> [Exercise aim] Pull out every line in the data that has the string "Безвозмездные" in it.

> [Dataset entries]
╭──

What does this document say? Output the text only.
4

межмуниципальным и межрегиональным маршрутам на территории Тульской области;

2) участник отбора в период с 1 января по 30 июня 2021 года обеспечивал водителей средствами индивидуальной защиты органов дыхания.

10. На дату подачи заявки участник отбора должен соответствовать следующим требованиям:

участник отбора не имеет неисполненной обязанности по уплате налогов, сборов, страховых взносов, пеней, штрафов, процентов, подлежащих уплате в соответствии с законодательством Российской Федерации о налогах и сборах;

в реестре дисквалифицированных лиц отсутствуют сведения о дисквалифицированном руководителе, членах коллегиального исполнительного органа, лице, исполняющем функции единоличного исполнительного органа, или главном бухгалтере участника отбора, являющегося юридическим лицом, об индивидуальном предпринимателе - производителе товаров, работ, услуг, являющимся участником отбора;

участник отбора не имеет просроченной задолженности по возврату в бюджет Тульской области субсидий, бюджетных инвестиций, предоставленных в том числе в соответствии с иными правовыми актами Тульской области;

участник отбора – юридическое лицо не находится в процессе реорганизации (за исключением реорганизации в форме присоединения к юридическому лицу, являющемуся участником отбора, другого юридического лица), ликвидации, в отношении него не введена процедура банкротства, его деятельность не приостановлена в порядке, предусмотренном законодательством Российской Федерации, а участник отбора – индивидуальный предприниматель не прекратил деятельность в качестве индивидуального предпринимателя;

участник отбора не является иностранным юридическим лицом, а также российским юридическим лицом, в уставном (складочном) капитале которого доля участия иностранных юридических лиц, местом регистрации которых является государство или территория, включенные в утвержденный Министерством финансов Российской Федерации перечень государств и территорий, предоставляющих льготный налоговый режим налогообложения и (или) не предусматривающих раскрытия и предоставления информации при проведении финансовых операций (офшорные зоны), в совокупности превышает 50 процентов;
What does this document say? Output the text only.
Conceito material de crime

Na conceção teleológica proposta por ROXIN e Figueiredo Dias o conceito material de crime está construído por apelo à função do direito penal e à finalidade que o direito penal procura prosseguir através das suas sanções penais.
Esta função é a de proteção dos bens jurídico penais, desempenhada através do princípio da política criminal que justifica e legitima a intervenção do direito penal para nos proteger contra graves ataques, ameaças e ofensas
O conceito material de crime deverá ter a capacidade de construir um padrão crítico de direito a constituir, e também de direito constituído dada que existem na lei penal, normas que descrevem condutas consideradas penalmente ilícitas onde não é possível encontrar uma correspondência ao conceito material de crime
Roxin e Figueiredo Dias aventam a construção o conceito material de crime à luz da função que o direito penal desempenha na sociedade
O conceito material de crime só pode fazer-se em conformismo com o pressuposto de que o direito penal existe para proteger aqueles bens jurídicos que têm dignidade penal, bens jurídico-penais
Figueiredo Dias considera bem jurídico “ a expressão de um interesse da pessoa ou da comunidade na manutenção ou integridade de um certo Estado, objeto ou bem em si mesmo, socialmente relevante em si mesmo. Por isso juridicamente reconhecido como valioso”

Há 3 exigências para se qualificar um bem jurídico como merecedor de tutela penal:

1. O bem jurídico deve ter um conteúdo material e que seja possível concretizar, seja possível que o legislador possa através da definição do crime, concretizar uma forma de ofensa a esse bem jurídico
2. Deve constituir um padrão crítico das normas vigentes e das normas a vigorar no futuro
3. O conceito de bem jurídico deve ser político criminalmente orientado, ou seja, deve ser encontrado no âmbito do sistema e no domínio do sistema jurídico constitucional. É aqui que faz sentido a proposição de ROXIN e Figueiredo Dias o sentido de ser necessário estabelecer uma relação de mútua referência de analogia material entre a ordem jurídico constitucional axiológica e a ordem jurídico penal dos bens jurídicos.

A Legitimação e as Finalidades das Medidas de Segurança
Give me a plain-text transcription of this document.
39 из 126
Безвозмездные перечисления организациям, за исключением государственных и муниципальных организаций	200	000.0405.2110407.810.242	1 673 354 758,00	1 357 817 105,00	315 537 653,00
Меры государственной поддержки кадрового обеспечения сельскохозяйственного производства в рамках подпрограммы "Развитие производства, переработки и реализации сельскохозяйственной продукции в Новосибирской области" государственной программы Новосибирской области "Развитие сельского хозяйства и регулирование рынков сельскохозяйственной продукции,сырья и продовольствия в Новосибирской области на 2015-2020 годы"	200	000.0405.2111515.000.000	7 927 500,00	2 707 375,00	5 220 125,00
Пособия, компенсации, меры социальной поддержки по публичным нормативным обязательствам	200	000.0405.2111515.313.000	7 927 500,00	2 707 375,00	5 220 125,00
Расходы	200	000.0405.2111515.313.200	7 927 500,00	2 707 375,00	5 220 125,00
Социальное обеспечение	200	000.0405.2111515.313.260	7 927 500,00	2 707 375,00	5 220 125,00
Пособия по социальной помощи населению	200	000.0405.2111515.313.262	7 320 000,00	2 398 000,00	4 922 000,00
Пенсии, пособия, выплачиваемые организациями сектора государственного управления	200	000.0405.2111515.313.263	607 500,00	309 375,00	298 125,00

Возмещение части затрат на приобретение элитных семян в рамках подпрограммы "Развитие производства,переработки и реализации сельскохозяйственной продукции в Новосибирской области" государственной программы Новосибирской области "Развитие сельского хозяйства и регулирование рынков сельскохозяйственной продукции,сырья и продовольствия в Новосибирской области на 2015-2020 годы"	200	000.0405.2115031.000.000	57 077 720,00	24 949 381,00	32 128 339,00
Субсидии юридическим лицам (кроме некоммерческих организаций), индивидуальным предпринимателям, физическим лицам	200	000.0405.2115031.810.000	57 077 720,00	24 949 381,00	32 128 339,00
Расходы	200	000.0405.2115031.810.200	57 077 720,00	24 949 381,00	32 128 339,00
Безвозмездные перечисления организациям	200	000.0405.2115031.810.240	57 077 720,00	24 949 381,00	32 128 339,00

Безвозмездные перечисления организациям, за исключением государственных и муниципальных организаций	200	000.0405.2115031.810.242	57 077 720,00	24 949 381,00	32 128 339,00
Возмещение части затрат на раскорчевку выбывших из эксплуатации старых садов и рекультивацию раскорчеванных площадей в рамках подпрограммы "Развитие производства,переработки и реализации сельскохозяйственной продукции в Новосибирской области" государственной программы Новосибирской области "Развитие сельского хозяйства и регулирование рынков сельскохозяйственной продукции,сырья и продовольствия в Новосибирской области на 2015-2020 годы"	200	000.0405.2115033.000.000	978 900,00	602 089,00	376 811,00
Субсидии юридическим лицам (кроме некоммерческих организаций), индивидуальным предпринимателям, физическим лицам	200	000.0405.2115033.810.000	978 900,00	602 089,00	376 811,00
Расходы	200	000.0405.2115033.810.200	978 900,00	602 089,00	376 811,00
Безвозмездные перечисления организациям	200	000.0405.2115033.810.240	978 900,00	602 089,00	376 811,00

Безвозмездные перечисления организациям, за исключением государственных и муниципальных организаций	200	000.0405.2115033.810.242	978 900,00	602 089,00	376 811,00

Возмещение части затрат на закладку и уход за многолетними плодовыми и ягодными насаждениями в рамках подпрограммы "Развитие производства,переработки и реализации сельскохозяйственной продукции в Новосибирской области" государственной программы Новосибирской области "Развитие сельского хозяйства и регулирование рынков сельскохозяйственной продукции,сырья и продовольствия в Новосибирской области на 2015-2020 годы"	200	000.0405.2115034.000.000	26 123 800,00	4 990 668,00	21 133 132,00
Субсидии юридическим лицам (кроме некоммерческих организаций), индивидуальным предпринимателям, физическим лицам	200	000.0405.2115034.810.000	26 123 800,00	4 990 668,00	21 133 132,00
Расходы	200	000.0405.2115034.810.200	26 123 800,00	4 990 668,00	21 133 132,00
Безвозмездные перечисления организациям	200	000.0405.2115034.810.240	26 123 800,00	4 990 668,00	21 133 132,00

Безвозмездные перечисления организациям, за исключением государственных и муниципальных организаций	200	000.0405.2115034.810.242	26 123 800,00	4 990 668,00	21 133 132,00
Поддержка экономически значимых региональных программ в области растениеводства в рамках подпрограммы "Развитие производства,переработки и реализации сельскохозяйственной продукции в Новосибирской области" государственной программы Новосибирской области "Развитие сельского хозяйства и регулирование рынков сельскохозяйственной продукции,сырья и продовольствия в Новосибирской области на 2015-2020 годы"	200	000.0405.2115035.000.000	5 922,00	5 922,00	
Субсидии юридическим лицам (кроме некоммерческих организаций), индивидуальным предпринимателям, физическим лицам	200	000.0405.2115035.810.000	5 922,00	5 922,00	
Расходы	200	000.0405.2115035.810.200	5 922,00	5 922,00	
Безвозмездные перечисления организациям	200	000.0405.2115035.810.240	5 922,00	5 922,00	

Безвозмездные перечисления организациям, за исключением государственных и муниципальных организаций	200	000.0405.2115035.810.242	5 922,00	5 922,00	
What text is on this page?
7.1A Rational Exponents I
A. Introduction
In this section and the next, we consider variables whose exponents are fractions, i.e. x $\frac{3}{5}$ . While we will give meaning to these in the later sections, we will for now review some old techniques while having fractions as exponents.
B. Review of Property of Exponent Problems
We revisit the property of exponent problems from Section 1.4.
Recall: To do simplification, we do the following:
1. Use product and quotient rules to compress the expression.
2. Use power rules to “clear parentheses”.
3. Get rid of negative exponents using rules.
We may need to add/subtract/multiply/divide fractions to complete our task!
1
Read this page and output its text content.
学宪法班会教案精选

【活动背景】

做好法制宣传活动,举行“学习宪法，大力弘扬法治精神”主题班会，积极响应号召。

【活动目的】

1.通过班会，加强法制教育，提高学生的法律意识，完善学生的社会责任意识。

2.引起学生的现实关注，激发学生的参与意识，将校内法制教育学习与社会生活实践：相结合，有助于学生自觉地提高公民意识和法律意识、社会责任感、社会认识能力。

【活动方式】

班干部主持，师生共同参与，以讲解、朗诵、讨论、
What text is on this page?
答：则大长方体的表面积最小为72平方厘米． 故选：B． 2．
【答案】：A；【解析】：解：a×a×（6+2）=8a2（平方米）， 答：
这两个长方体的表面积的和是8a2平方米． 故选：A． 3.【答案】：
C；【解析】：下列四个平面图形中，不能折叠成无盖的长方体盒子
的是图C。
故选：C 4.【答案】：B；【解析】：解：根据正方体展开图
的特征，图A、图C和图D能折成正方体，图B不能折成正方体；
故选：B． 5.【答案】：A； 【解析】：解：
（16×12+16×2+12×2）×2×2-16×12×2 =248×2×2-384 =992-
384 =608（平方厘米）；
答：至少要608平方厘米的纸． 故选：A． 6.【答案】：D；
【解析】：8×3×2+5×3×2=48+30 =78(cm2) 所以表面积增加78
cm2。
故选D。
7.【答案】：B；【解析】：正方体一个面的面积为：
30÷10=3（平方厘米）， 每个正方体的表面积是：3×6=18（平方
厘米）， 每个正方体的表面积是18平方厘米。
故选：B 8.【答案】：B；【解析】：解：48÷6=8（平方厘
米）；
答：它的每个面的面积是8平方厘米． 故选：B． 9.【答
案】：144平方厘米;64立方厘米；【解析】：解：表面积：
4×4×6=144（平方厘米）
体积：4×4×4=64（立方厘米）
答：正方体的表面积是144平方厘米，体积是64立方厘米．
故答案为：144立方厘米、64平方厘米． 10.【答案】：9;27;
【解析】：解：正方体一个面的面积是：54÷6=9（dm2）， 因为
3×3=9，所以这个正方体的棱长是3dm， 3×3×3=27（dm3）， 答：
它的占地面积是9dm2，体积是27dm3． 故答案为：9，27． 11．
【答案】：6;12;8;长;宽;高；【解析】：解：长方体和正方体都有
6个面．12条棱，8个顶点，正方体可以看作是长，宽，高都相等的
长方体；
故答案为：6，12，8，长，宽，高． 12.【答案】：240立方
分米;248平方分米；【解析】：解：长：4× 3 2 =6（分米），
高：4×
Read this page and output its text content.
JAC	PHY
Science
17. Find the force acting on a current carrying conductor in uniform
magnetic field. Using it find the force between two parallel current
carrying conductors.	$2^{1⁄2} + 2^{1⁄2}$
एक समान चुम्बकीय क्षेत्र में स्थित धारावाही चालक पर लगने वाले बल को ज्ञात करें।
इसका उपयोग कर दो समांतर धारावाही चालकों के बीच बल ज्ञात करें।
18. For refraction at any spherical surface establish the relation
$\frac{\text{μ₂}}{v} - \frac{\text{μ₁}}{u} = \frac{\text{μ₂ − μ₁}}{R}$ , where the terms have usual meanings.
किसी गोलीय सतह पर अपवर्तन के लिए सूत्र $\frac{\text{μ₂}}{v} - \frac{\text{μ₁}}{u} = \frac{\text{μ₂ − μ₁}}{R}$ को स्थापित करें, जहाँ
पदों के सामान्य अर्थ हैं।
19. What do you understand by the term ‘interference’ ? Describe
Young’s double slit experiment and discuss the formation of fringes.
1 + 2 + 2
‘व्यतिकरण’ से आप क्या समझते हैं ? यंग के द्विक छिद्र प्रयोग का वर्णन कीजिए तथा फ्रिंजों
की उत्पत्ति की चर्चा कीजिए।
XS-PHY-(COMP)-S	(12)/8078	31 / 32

╰──

> [Answer to the exercise]
Безвозмездные перечисления организациям, за исключением государственных и муниципальных организаций	200	000.0405.2110407.810.242	1 673 354 758,00	1 357 817 105,00	315 537 653,00
Безвозмездные перечисления организациям	200	000.0405.2115031.810.240	57 077 720,00	24 949 381,00	32 128 339,00
Безвозмездные перечисления организациям, за исключением государственных и муниципальных организаций	200	000.0405.2115031.810.242	57 077 720,00	24 949 381,00	32 128 339,00
Безвозмездные перечисления организациям	200	000.0405.2115033.810.240	978 900,00	602 089,00	376 811,00
Безвозмездные перечисления организациям, за исключением государственных и муниципальных организаций	200	000.0405.2115033.810.242	978 900,00	602 089,00	376 811,00
Безвозмездные перечисления организациям	200	000.0405.2115034.810.240	26 123 800,00	4 990 668,00	21 133 132,00
Безвозмездные перечисления организациям, за исключением государственных и муниципальных организаций	200	000.0405.2115034.810.242	26 123 800,00	4 990 668,00	21 133 132,00
Безвозмездные перечисления организациям	200	000.0405.2115035.810.240	5 922,00	5 922,00	
Безвозмездные перечисления организациям, за исключением государственных и муниципальных организаций	200	000.0405.2115035.810.242	5 922,00	5 922,00	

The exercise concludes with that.